Some records:
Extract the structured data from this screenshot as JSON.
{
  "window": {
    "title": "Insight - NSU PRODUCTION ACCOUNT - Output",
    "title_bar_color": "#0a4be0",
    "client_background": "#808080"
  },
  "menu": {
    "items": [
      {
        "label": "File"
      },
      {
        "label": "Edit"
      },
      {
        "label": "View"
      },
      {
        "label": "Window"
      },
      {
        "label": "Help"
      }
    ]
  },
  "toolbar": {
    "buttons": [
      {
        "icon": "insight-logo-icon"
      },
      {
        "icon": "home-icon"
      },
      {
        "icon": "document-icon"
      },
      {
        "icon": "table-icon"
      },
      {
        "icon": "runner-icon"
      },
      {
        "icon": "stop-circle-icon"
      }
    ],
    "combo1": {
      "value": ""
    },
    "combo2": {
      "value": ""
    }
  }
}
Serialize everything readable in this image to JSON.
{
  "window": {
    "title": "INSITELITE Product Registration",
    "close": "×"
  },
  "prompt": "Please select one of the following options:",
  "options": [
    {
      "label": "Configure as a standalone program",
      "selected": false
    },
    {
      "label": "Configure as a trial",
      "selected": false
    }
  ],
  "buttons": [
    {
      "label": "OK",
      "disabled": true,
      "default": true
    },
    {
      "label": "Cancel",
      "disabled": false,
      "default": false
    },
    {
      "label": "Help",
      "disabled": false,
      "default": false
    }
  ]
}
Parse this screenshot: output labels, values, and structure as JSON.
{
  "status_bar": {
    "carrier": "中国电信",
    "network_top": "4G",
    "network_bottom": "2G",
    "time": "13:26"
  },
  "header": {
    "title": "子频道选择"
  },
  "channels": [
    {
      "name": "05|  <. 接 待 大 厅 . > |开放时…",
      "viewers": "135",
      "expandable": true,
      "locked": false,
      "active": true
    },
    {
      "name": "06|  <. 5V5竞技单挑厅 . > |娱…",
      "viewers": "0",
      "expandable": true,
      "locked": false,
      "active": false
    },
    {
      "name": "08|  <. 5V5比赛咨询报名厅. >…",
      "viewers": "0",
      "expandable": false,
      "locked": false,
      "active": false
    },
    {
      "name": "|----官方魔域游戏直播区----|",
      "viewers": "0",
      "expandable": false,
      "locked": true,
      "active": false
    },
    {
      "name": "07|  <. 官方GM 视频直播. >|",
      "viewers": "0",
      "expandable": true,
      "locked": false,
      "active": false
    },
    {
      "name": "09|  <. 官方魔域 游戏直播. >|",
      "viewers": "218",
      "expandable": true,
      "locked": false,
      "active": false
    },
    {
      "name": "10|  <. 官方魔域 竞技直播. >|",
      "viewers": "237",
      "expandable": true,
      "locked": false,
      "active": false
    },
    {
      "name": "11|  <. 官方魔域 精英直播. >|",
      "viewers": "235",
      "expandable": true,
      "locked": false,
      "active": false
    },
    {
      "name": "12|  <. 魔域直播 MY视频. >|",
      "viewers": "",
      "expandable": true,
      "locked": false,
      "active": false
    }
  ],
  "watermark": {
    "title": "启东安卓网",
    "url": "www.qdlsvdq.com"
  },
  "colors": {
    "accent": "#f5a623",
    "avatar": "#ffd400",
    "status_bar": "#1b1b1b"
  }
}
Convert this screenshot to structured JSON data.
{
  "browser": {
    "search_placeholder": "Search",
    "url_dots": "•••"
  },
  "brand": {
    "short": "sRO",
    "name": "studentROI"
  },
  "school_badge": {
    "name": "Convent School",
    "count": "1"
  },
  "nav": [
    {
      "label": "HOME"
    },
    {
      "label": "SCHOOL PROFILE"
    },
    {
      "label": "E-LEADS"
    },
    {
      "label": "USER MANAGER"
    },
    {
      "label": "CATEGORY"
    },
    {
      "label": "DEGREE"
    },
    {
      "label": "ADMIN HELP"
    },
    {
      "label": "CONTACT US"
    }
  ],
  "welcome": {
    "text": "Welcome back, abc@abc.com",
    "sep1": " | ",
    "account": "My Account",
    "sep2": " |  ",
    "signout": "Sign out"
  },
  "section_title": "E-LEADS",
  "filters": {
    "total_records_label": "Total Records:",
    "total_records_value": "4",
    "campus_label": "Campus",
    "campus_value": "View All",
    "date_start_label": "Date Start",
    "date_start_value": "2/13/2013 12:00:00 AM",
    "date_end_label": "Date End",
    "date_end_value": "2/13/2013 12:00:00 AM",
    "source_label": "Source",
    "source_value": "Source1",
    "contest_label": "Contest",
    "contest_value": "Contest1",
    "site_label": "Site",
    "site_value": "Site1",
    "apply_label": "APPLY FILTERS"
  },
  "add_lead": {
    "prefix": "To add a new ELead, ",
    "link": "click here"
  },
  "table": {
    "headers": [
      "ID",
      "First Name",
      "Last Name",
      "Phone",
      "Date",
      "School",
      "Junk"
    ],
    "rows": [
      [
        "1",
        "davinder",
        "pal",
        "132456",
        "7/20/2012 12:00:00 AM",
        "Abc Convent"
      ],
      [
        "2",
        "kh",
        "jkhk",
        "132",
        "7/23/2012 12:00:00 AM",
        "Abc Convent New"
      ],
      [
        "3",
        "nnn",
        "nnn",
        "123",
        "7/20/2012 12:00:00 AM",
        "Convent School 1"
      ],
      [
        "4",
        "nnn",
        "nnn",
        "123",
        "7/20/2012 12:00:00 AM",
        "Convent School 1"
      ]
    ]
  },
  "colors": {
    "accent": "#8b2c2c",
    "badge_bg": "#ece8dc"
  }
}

Prompt: Repeat the data exactly. Leave nothing out.

Expected answer:
Extract the structured data from this screenshot as JSON.
{
  "window": {
    "title": "Insight - NSU PRODUCTION ACCOUNT - Output",
    "title_bar_color": "#0a4be0",
    "client_background": "#808080"
  },
  "menu": {
    "items": [
      {
        "label": "File"
      },
      {
        "label": "Edit"
      },
      {
        "label": "View"
      },
      {
        "label": "Window"
      },
      {
        "label": "Help"
      }
    ]
  },
  "toolbar": {
    "buttons": [
      {
        "icon": "insight-logo-icon"
      },
      {
        "icon": "home-icon"
      },
      {
        "icon": "document-icon"
      },
      {
        "icon": "table-icon"
      },
      {
        "icon": "runner-icon"
      },
      {
        "icon": "stop-circle-icon"
      }
    ],
    "combo1": {
      "value": ""
    },
    "combo2": {
      "value": ""
    }
  }
}
Serialize everything readable in this image to JSON.
{
  "window": {
    "title": "INSITELITE Product Registration",
    "close": "×"
  },
  "prompt": "Please select one of the following options:",
  "options": [
    {
      "label": "Configure as a standalone program",
      "selected": false
    },
    {
      "label": "Configure as a trial",
      "selected": false
    }
  ],
  "buttons": [
    {
      "label": "OK",
      "disabled": true,
      "default": true
    },
    {
      "label": "Cancel",
      "disabled": false,
      "default": false
    },
    {
      "label": "Help",
      "disabled": false,
      "default": false
    }
  ]
}
Parse this screenshot: output labels, values, and structure as JSON.
{
  "status_bar": {
    "carrier": "中国电信",
    "network_top": "4G",
    "network_bottom": "2G",
    "time": "13:26"
  },
  "header": {
    "title": "子频道选择"
  },
  "channels": [
    {
      "name": "05|  <. 接 待 大 厅 . > |开放时…",
      "viewers": "135",
      "expandable": true,
      "locked": false,
      "active": true
    },
    {
      "name": "06|  <. 5V5竞技单挑厅 . > |娱…",
      "viewers": "0",
      "expandable": true,
      "locked": false,
      "active": false
    },
    {
      "name": "08|  <. 5V5比赛咨询报名厅. >…",
      "viewers": "0",
      "expandable": false,
      "locked": false,
      "active": false
    },
    {
      "name": "|----官方魔域游戏直播区----|",
      "viewers": "0",
      "expandable": false,
      "locked": true,
      "active": false
    },
    {
      "name": "07|  <. 官方GM 视频直播. >|",
      "viewers": "0",
      "expandable": true,
      "locked": false,
      "active": false
    },
    {
      "name": "09|  <. 官方魔域 游戏直播. >|",
      "viewers": "218",
      "expandable": true,
      "locked": false,
      "active": false
    },
    {
      "name": "10|  <. 官方魔域 竞技直播. >|",
      "viewers": "237",
      "expandable": true,
      "locked": false,
      "active": false
    },
    {
      "name": "11|  <. 官方魔域 精英直播. >|",
      "viewers": "235",
      "expandable": true,
      "locked": false,
      "active": false
    },
    {
      "name": "12|  <. 魔域直播 MY视频. >|",
      "viewers": "",
      "expandable": true,
      "locked": false,
      "active": false
    }
  ],
  "watermark": {
    "title": "启东安卓网",
    "url": "www.qdlsvdq.com"
  },
  "colors": {
    "accent": "#f5a623",
    "avatar": "#ffd400",
    "status_bar": "#1b1b1b"
  }
}
Convert this screenshot to structured JSON data.
{
  "browser": {
    "search_placeholder": "Search",
    "url_dots": "•••"
  },
  "brand": {
    "short": "sRO",
    "name": "studentROI"
  },
  "school_badge": {
    "name": "Convent School",
    "count": "1"
  },
  "nav": [
    {
      "label": "HOME"
    },
    {
      "label": "SCHOOL PROFILE"
    },
    {
      "label": "E-LEADS"
    },
    {
      "label": "USER MANAGER"
    },
    {
      "label": "CATEGORY"
    },
    {
      "label": "DEGREE"
    },
    {
      "label": "ADMIN HELP"
    },
    {
      "label": "CONTACT US"
    }
  ],
  "welcome": {
    "text": "Welcome back, abc@abc.com",
    "sep1": " | ",
    "account": "My Account",
    "sep2": " |  ",
    "signout": "Sign out"
  },
  "section_title": "E-LEADS",
  "filters": {
    "total_records_label": "Total Records:",
    "total_records_value": "4",
    "campus_label": "Campus",
    "campus_value": "View All",
    "date_start_label": "Date Start",
    "date_start_value": "2/13/2013 12:00:00 AM",
    "date_end_label": "Date End",
    "date_end_value": "2/13/2013 12:00:00 AM",
    "source_label": "Source",
    "source_value": "Source1",
    "contest_label": "Contest",
    "contest_value": "Contest1",
    "site_label": "Site",
    "site_value": "Site1",
    "apply_label": "APPLY FILTERS"
  },
  "add_lead": {
    "prefix": "To add a new ELead, ",
    "link": "click here"
  },
  "table": {
    "headers": [
      "ID",
      "First Name",
      "Last Name",
      "Phone",
      "Date",
      "School",
      "Junk"
    ],
    "rows": [
      [
        "1",
        "davinder",
        "pal",
        "132456",
        "7/20/2012 12:00:00 AM",
        "Abc Convent"
      ],
      [
        "2",
        "kh",
        "jkhk",
        "132",
        "7/23/2012 12:00:00 AM",
        "Abc Convent New"
      ],
      [
        "3",
        "nnn",
        "nnn",
        "123",
        "7/20/2012 12:00:00 AM",
        "Convent School 1"
      ],
      [
        "4",
        "nnn",
        "nnn",
        "123",
        "7/20/2012 12:00:00 AM",
        "Convent School 1"
      ]
    ]
  },
  "colors": {
    "accent": "#8b2c2c",
    "badge_bg": "#ece8dc"
  }
}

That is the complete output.